[Data records]
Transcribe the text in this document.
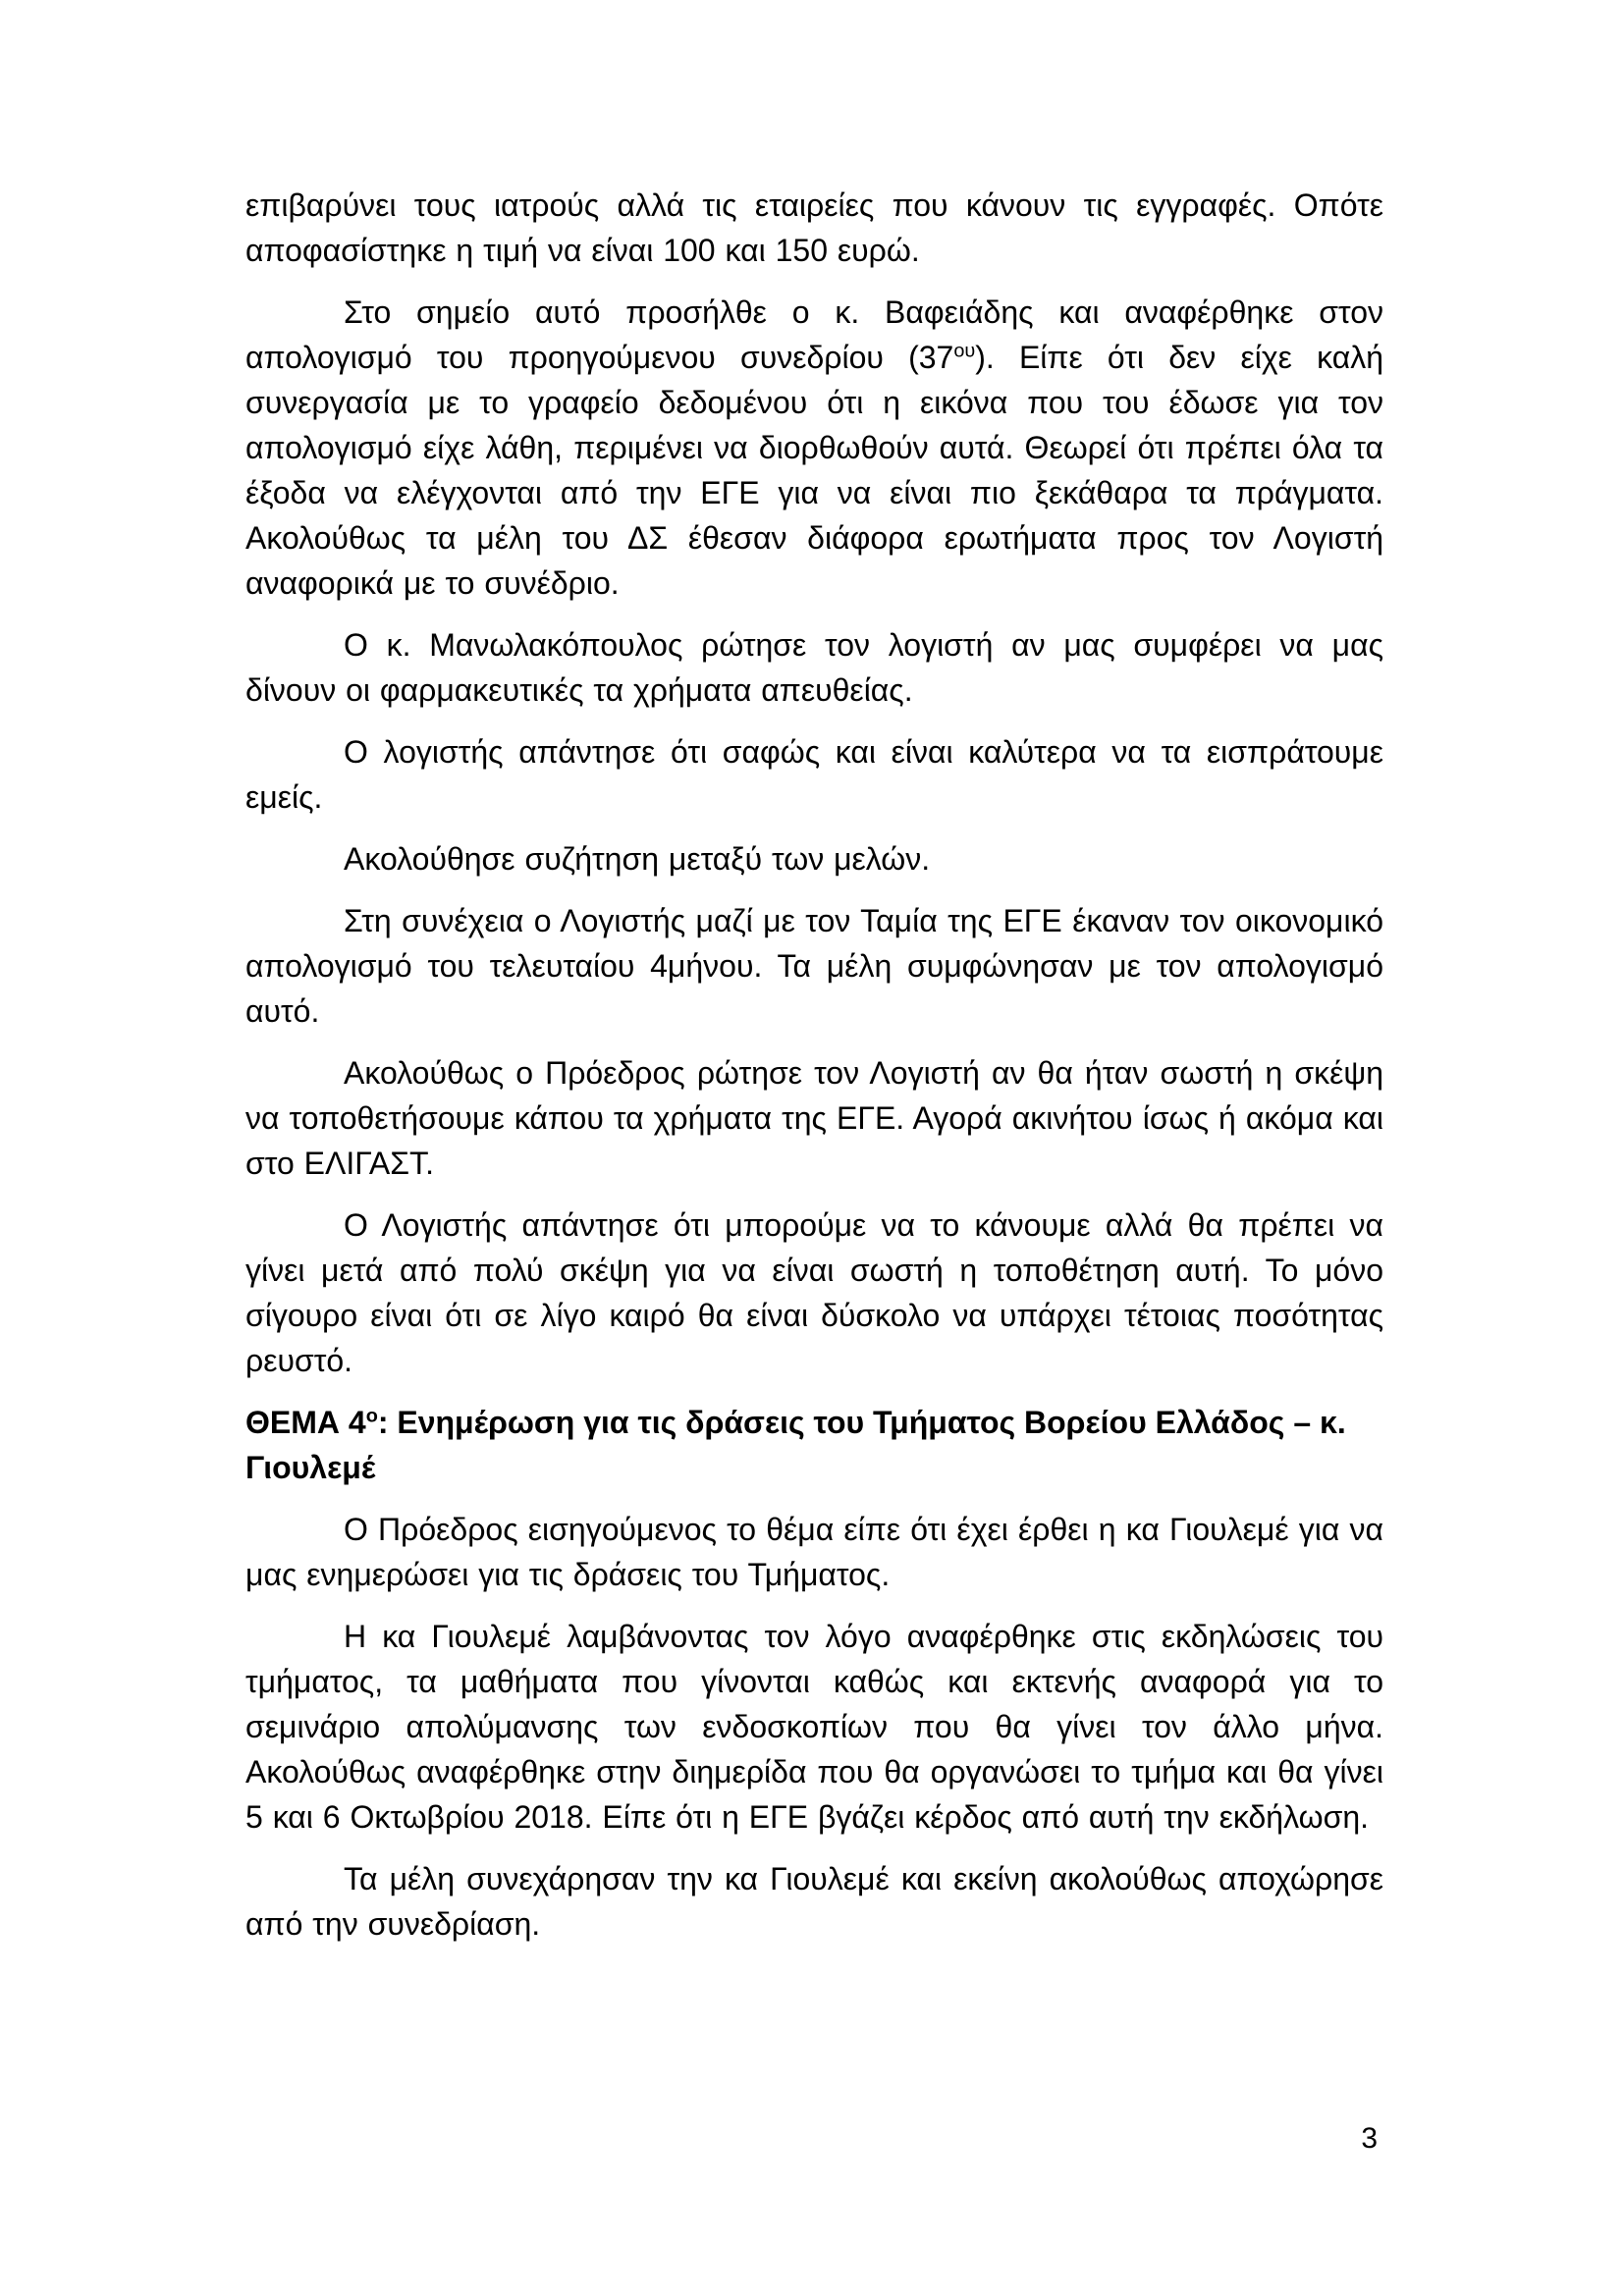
επιβαρύνει τους ιατρούς αλλά τις εταιρείες που κάνουν τις εγγραφές. Οπότε αποφασίστηκε η τιμή να είναι 100 και 150 ευρώ.

Στο σημείο αυτό προσήλθε ο κ. Βαφειάδης και αναφέρθηκε στον απολογισμό του προηγούμενου συνεδρίου $(37^{o\upsilon})$. Είπε ότι δεν είχε καλή συνεργασία με το γραφείο δεδομένου ότι η εικόνα που του έδωσε για τον απολογισμό είχε λάθη, περιμένει να διορθωθούν αυτά. Θεωρεί ότι πρέπει όλα τα έξοδα να ελέγχονται από την ΕΓΕ για να είναι πιο ξεκάθαρα τα πράγματα. Ακολούθως τα μέλη του ΔΣ έθεσαν διάφορα ερωτήματα προς τον Λογιστή αναφορικά με το συνέδριο.

Ο κ. Μανωλακόπουλος ρώτησε τον λογιστή αν μας συμφέρει να μας δίνουν οι φαρμακευτικές τα χρήματα απευθείας.

Ο λογιστής απάντησε ότι σαφώς και είναι καλύτερα να τα εισπράτουμε εμείς.

Ακολούθησε συζήτηση μεταξύ των μελών.

Στη συνέχεια ο Λογιστής μαζί με τον Ταμία της ΕΓΕ έκαναν τον οικονομικό απολογισμό του τελευταίου 4μήνου. Τα μέλη συμφώνησαν με τον απολογισμό αυτό.

Ακολούθως ο Πρόεδρος ρώτησε τον Λογιστή αν θα ήταν σωστή η σκέψη να τοποθετήσουμε κάπου τα χρήματα της ΕΓΕ. Αγορά ακινήτου ίσως ή ακόμα και στο ΕΛΙΓΑΣΤ.

Ο Λογιστής απάντησε ότι μπορούμε να το κάνουμε αλλά θα πρέπει να γίνει μετά από πολύ σκέψη για να είναι σωστή η τοποθέτηση αυτή. Το μόνο σίγουρο είναι ότι σε λίγο καιρό θα είναι δύσκολο να υπάρχει τέτοιας ποσότητας ρευστό.

ΘΕΜΑ $4^o$: Ενημέρωση για τις δράσεις του Τμήματος Βορείου Ελλάδος – κ. Γιουλεμέ

Ο Πρόεδρος εισηγούμενος το θέμα είπε ότι έχει έρθει η κα Γιουλεμέ για να μας ενημερώσει για τις δράσεις του Τμήματος.

Η κα Γιουλεμέ λαμβάνοντας τον λόγο αναφέρθηκε στις εκδηλώσεις του τμήματος, τα μαθήματα που γίνονται καθώς και εκτενής αναφορά για το σεμινάριο απολύμανσης των ενδοσκοπίων που θα γίνει τον άλλο μήνα. Ακολούθως αναφέρθηκε στην διημερίδα που θα οργανώσει το τμήμα και θα γίνει 5 και 6 Οκτωβρίου 2018. Είπε ότι η ΕΓΕ βγάζει κέρδος από αυτή την εκδήλωση.

Τα μέλη συνεχάρησαν την κα Γιουλεμέ και εκείνη ακολούθως αποχώρησε από την συνεδρίαση.

3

**Aim:** Every record above should be written out again exactly; the pictures stay out of the copy.

**Result of this exercise:**
Transcribe the text in this document.
επιβαρύνει τους ιατρούς αλλά τις εταιρείες που κάνουν τις εγγραφές. Οπότε αποφασίστηκε η τιμή να είναι 100 και 150 ευρώ.

Στο σημείο αυτό προσήλθε ο κ. Βαφειάδης και αναφέρθηκε στον απολογισμό του προηγούμενου συνεδρίου $(37^{o\upsilon})$. Είπε ότι δεν είχε καλή συνεργασία με το γραφείο δεδομένου ότι η εικόνα που του έδωσε για τον απολογισμό είχε λάθη, περιμένει να διορθωθούν αυτά. Θεωρεί ότι πρέπει όλα τα έξοδα να ελέγχονται από την ΕΓΕ για να είναι πιο ξεκάθαρα τα πράγματα. Ακολούθως τα μέλη του ΔΣ έθεσαν διάφορα ερωτήματα προς τον Λογιστή αναφορικά με το συνέδριο.

Ο κ. Μανωλακόπουλος ρώτησε τον λογιστή αν μας συμφέρει να μας δίνουν οι φαρμακευτικές τα χρήματα απευθείας.

Ο λογιστής απάντησε ότι σαφώς και είναι καλύτερα να τα εισπράτουμε εμείς.

Ακολούθησε συζήτηση μεταξύ των μελών.

Στη συνέχεια ο Λογιστής μαζί με τον Ταμία της ΕΓΕ έκαναν τον οικονομικό απολογισμό του τελευταίου 4μήνου. Τα μέλη συμφώνησαν με τον απολογισμό αυτό.

Ακολούθως ο Πρόεδρος ρώτησε τον Λογιστή αν θα ήταν σωστή η σκέψη να τοποθετήσουμε κάπου τα χρήματα της ΕΓΕ. Αγορά ακινήτου ίσως ή ακόμα και στο ΕΛΙΓΑΣΤ.

Ο Λογιστής απάντησε ότι μπορούμε να το κάνουμε αλλά θα πρέπει να γίνει μετά από πολύ σκέψη για να είναι σωστή η τοποθέτηση αυτή. Το μόνο σίγουρο είναι ότι σε λίγο καιρό θα είναι δύσκολο να υπάρχει τέτοιας ποσότητας ρευστό.

ΘΕΜΑ $4^o$: Ενημέρωση για τις δράσεις του Τμήματος Βορείου Ελλάδος – κ. Γιουλεμέ

Ο Πρόεδρος εισηγούμενος το θέμα είπε ότι έχει έρθει η κα Γιουλεμέ για να μας ενημερώσει για τις δράσεις του Τμήματος.

Η κα Γιουλεμέ λαμβάνοντας τον λόγο αναφέρθηκε στις εκδηλώσεις του τμήματος, τα μαθήματα που γίνονται καθώς και εκτενής αναφορά για το σεμινάριο απολύμανσης των ενδοσκοπίων που θα γίνει τον άλλο μήνα. Ακολούθως αναφέρθηκε στην διημερίδα που θα οργανώσει το τμήμα και θα γίνει 5 και 6 Οκτωβρίου 2018. Είπε ότι η ΕΓΕ βγάζει κέρδος από αυτή την εκδήλωση.

Τα μέλη συνεχάρησαν την κα Γιουλεμέ και εκείνη ακολούθως αποχώρησε από την συνεδρίαση.

3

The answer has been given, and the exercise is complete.